(Tarefas a realizar)
a. De acordo com o trecho apresentado, por qual universidade Chris Lewicki fez o mestrado em Engenharia Aeroespacial?
b. Enumere todos os cargos, atuais ou anteriores, que o trecho apresentado atribui a Chris Lewicki.

(Trecho apresentado)
--------------------------------------------------
José Monserrat Filho *

“A regra universalmente aceita é de que o que é bom para os negócios é bom para os Estados Unidos e para todo o mundo.” Veríssimo, Desperdício, 17 de julho de 2016

A revista Science, de 11 de julho, publica o segundo personagem da série “Carreiras clandestinas”, assinada pela jornalista de ciências Alaina G. Levine, que destaca cientistas norte-americanos que tomaram “rumos especialmente incomuns”.

O personagem é Chris Lewicki, de 42 anos, com Mestrado em Engenharia Aeroespacial pela Universidade de Arizona, ex-diretor de voo dos carros robôs Spirit e Opportunity e ex-gestor da Missão Phoenix, das operações da Nasa em Marte. Naquela época, aprendeu a lidar com ampla gama de problemas técnicos, habilitou-se em guidance espacial, telemetria e comunicações, e desenvolveu uma visão de negócios em gerenciamento de projetos, formação de equipes e liderança.

Menino fissurado pelo Cosmos, passava noites digitalizando o céu limpo de sua terra natal, no norte de Wisconsin. Seu primeiro sonho, claro, foi ser astronauta. Mas isso, reconhece ele agora, foi bem mais “um investimento” para o que viria a ser “um tiro de longo alcance”.

Hoje é Presidente e Engenheiro-Chefe da Planetary Resources Inc., fundada em 2010 e renomeada em 2012, uma das empresas norte-americanas de mineração espacial que fizeram intenso lobby e foram beneficiadas pela lei HR 2262 (U.S. Commercial Space Launch Competitiveness Act), sancionada pelo Presidente Barack Obama em 25 de novembro de 2015, estabelecendo, entre outras coisas, o direito de propriedade privada para as empresas dos Estados Unidos (EUA) sobre os recursos naturais (sobetudo minerais) que elas extraírem de corpos celestes, como a Lua e asteroides. Parece querer acelerar o processo de privatização das riquezas espaciais.
--------------------------------------------------
Entradas salvas

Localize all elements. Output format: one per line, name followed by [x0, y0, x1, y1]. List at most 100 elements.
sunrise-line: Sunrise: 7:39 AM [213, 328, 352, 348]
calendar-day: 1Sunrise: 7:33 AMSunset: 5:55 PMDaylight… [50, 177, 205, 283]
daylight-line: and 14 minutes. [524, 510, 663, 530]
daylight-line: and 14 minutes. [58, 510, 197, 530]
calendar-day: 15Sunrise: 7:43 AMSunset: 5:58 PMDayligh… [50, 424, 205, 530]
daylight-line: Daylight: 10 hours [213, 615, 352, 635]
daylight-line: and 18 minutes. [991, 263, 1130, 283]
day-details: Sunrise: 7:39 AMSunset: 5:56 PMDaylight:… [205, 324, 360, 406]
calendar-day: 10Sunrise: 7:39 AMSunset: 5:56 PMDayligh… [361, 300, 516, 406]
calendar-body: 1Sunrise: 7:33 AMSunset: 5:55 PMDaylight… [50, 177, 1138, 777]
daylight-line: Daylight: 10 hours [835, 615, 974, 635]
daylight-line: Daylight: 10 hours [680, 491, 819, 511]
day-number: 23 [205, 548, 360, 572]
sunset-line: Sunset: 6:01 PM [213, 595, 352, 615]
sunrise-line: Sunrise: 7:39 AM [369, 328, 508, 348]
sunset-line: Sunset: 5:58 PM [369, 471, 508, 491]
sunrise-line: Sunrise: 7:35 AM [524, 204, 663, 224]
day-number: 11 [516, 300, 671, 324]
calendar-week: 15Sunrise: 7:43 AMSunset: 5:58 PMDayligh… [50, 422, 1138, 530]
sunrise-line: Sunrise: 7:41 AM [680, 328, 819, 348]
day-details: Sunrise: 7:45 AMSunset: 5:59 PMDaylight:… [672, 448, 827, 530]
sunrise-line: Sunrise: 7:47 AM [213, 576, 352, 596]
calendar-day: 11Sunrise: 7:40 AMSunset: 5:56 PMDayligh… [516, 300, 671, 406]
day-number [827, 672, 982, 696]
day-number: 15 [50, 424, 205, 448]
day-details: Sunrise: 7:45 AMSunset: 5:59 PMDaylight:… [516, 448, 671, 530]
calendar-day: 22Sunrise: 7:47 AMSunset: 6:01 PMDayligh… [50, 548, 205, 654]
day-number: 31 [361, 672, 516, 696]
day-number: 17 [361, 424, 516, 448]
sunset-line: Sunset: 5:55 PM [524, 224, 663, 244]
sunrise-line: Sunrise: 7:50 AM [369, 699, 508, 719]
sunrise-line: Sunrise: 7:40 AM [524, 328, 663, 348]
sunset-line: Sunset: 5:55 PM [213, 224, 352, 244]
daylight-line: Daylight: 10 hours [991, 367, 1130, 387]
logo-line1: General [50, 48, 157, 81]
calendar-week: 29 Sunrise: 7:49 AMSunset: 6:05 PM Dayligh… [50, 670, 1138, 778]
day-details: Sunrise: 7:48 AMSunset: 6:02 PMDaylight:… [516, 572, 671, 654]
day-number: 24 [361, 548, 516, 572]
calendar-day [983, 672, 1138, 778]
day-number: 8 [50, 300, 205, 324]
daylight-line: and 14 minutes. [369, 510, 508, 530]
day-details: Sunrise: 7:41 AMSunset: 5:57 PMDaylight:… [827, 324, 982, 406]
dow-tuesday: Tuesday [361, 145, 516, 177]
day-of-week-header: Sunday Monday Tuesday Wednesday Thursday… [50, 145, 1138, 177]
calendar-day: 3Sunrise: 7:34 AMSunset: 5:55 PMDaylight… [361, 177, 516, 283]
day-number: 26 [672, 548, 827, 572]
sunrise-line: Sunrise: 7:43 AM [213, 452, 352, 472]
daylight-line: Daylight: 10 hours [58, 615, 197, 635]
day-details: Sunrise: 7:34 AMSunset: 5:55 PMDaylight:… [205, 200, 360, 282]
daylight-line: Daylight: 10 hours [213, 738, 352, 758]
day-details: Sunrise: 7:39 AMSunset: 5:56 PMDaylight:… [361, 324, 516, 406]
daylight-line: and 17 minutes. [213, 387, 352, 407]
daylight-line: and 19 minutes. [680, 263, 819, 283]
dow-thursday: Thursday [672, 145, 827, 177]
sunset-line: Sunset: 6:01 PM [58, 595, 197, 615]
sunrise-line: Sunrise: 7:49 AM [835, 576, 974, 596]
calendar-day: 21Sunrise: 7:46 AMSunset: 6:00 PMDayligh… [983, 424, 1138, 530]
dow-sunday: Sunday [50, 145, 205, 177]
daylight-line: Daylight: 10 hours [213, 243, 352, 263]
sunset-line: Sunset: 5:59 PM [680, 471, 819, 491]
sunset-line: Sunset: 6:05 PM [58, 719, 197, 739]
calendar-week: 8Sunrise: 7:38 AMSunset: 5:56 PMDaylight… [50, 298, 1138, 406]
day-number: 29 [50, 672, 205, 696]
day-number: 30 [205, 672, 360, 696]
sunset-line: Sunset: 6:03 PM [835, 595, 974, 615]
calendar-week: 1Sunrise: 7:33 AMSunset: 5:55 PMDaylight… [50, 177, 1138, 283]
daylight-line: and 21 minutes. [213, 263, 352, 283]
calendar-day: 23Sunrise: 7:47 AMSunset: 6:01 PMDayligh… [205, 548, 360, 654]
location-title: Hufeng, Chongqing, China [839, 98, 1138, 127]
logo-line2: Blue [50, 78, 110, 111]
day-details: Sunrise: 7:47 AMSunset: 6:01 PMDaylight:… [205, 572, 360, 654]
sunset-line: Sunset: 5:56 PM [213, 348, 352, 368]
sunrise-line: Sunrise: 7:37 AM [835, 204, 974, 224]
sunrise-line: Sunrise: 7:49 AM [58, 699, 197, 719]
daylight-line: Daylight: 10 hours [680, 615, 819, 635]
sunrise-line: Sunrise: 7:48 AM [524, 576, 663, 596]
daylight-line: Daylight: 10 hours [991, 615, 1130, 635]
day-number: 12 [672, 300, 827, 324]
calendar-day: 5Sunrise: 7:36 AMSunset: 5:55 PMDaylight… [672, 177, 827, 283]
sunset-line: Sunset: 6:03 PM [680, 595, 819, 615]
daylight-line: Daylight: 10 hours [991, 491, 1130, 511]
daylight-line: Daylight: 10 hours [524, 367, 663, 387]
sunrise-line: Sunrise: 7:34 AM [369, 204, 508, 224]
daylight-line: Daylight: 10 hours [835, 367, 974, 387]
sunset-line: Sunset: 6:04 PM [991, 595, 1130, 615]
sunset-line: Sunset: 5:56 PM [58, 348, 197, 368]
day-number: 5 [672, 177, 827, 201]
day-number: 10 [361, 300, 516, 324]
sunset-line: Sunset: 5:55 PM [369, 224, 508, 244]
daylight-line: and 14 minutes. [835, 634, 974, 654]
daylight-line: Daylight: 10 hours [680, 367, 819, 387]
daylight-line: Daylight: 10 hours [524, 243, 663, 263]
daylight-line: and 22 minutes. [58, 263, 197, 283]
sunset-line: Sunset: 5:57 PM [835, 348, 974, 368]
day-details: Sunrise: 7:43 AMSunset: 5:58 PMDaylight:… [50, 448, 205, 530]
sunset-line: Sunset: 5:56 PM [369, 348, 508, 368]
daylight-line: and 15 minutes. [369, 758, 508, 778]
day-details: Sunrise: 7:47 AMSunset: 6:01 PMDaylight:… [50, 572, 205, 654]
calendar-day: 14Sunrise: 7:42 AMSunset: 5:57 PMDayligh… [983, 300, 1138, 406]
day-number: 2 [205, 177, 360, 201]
--------------------------------------------------
(Respostas por tarefa)
a. Pela Universidade de Arizona.

b.
- Diretor de voo dos carros robôs Spirit e Opportunity
- Gestor da Missão Phoenix
- Presidente da Planetary Resources Inc.
- Engenheiro-Chefe da Planetary Resources Inc.